PROBLEM
Gather each line of the entries below that includes "szavazattal".

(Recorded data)
◆ ◆ ◆ ◆

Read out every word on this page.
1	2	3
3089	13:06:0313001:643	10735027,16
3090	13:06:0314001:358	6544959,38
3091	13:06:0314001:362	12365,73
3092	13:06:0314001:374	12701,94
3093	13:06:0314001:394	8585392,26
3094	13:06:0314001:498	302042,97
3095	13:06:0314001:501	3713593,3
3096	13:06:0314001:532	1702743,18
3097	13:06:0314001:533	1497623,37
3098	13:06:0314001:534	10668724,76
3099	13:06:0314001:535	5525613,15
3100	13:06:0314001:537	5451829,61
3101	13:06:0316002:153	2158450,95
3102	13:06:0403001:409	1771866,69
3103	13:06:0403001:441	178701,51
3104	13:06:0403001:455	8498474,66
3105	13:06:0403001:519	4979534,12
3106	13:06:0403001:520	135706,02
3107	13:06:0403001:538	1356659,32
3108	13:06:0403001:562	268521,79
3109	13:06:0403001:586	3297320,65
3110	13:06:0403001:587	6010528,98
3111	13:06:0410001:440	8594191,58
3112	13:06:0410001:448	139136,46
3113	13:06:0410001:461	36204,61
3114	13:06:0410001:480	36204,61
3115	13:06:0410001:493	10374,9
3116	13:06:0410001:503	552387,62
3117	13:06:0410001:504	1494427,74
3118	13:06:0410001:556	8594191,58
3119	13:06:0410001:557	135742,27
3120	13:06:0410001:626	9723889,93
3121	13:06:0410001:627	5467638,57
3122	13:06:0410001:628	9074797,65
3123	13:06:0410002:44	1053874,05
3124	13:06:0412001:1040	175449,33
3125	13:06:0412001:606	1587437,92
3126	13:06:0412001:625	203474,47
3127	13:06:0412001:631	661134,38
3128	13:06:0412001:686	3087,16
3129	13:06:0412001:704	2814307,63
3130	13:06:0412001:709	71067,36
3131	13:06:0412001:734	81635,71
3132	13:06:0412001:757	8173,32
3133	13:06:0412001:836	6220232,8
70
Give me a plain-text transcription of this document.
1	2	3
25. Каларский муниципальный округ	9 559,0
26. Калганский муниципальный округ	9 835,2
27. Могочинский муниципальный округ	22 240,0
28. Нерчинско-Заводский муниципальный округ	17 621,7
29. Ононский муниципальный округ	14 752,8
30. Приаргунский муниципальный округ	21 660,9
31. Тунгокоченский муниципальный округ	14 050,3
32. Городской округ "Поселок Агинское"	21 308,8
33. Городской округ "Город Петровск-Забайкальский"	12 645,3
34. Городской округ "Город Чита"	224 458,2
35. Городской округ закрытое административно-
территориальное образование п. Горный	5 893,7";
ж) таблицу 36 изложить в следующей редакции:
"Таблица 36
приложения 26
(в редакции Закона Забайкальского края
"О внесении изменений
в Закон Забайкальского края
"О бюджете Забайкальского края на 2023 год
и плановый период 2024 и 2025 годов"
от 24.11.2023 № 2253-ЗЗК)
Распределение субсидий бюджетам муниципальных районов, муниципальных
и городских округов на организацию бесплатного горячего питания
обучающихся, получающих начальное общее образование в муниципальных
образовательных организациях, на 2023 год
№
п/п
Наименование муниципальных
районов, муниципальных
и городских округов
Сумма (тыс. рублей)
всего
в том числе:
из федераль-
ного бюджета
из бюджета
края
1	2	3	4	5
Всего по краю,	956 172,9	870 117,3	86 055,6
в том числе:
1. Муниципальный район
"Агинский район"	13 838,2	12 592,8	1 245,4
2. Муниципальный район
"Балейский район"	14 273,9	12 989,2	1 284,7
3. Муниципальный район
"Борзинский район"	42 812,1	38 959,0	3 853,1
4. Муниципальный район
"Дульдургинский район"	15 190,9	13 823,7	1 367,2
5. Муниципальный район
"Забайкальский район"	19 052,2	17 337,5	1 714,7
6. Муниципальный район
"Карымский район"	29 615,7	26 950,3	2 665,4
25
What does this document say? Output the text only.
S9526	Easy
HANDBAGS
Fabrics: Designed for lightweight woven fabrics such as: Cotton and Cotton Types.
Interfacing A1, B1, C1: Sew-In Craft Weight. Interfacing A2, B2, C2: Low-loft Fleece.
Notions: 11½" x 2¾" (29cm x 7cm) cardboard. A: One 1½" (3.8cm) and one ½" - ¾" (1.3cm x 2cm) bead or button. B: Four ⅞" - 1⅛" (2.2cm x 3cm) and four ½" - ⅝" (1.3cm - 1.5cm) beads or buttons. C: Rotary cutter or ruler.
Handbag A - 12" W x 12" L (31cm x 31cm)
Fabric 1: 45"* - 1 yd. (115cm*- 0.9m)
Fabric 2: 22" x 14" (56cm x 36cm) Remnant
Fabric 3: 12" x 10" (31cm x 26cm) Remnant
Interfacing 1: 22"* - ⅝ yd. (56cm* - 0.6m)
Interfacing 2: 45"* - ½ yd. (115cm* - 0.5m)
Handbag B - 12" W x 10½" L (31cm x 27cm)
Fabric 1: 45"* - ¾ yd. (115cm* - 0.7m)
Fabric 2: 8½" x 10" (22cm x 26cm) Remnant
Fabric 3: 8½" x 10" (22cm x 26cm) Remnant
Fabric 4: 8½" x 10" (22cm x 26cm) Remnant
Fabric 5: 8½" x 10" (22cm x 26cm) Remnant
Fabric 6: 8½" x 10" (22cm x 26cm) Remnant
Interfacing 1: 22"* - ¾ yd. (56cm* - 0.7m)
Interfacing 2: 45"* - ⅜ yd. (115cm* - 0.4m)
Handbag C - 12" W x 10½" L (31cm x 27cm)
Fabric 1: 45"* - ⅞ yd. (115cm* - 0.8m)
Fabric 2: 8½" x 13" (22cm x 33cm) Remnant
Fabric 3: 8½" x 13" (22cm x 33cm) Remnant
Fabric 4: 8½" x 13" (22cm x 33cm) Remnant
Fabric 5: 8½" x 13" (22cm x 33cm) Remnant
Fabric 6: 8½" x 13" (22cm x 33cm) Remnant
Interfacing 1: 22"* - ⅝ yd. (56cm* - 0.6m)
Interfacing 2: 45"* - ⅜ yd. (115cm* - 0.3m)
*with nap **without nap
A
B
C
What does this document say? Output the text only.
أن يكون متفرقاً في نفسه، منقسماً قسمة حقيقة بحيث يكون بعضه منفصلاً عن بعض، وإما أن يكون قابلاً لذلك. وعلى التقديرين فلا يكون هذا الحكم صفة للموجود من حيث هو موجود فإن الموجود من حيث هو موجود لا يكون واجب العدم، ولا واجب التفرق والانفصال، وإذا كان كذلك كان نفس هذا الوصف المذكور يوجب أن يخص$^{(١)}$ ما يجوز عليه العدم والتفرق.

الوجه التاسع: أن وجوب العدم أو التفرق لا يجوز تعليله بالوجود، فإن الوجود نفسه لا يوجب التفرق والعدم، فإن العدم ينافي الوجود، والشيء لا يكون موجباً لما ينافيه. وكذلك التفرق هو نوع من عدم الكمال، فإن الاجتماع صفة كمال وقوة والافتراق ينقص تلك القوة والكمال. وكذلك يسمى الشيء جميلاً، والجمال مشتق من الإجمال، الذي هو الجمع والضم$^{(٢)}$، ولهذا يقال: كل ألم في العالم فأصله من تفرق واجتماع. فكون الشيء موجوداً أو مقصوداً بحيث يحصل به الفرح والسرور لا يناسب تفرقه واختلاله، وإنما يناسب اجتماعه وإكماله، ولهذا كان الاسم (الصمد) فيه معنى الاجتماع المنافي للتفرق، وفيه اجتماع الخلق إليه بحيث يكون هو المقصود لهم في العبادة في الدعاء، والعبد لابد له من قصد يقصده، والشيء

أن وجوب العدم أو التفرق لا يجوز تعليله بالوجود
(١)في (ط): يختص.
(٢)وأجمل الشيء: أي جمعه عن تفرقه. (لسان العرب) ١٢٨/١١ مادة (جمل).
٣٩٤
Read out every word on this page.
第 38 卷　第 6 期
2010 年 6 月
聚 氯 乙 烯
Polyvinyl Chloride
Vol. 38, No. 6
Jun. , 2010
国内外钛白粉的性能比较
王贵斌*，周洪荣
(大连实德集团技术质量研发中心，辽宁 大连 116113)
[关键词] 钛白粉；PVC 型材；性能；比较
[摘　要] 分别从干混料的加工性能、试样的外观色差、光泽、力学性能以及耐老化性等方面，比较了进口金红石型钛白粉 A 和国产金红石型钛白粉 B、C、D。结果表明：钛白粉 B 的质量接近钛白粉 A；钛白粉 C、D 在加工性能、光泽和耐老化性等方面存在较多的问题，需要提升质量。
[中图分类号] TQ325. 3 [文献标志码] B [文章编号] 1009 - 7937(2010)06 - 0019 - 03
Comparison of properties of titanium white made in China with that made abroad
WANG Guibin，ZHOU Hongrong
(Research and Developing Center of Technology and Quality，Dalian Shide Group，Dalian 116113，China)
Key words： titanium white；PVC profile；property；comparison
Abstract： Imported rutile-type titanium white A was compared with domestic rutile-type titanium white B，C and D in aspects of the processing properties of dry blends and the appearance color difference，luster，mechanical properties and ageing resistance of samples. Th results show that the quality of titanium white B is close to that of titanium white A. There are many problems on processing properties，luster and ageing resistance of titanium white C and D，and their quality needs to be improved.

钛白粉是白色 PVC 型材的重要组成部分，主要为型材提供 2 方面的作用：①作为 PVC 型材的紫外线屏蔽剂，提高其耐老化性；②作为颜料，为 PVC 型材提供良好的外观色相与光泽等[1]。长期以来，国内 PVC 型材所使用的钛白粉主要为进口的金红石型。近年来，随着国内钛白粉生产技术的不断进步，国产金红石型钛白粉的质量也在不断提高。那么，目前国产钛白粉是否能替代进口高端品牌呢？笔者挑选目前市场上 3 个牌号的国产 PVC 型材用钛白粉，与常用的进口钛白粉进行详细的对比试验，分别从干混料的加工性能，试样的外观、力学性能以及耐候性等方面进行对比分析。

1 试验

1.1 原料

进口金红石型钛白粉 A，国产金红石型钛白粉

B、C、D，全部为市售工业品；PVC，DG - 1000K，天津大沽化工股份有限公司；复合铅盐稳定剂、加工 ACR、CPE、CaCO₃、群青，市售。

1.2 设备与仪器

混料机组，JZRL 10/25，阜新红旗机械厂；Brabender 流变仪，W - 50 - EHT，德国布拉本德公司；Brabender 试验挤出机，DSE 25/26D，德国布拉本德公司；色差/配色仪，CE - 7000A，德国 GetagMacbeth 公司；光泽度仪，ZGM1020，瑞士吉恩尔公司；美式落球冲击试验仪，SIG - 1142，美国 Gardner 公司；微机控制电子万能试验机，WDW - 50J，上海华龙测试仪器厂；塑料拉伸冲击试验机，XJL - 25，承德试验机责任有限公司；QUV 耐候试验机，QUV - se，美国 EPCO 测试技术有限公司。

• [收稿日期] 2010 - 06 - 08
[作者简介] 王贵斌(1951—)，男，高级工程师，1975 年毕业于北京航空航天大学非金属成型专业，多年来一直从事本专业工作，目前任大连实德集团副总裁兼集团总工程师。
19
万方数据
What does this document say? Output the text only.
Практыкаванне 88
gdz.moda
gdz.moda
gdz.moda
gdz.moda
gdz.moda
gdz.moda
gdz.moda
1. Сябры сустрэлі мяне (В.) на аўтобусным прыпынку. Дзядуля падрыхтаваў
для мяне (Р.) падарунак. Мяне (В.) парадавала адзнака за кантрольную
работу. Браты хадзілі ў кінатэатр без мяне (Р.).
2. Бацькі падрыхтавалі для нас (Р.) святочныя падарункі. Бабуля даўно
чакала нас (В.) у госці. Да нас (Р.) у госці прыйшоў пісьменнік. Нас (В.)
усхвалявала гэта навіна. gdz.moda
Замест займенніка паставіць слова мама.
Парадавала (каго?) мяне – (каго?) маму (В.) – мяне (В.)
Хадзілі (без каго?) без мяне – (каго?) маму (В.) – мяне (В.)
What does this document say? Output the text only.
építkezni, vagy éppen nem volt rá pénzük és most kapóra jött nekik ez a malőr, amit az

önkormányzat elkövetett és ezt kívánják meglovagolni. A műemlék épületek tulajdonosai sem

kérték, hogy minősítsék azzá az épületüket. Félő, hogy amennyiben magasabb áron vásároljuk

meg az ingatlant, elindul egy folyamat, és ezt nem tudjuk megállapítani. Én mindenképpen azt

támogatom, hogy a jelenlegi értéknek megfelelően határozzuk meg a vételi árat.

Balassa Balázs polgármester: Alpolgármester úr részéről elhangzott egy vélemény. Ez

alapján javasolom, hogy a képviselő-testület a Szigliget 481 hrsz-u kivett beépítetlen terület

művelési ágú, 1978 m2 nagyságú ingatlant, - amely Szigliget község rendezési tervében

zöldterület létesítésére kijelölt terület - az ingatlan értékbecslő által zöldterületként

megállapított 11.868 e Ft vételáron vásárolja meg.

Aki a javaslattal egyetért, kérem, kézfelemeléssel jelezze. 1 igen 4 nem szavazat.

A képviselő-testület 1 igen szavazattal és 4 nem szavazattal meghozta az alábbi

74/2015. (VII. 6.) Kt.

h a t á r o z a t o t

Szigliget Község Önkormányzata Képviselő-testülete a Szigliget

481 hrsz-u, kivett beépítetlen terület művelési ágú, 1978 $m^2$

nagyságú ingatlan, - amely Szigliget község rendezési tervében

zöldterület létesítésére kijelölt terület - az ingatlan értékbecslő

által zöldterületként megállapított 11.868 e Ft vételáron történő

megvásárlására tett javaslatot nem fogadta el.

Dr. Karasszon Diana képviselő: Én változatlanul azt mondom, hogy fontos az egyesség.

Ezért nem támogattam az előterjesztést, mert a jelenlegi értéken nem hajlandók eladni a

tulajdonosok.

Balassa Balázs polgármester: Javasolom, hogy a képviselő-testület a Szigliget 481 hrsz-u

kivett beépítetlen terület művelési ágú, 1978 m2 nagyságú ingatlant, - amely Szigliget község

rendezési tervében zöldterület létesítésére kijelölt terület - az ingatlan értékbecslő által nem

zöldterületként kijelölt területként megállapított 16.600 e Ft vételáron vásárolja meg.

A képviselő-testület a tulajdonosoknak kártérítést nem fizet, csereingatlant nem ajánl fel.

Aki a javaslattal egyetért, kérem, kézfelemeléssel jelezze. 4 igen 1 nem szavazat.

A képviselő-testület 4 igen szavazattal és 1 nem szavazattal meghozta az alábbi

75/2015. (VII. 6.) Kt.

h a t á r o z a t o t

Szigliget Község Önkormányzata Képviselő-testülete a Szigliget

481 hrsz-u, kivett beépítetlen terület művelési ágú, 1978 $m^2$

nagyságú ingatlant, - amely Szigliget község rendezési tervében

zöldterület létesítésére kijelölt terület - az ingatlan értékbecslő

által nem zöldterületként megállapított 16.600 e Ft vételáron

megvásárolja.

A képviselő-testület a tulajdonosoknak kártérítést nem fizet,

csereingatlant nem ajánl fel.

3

◆ ◆ ◆ ◆

OUTPUT OF THE TASK
A képviselő-testület 1 igen szavazattal és 4 nem szavazattal meghozta az alábbi
A képviselő-testület 4 igen szavazattal és 1 nem szavazattal meghozta az alábbi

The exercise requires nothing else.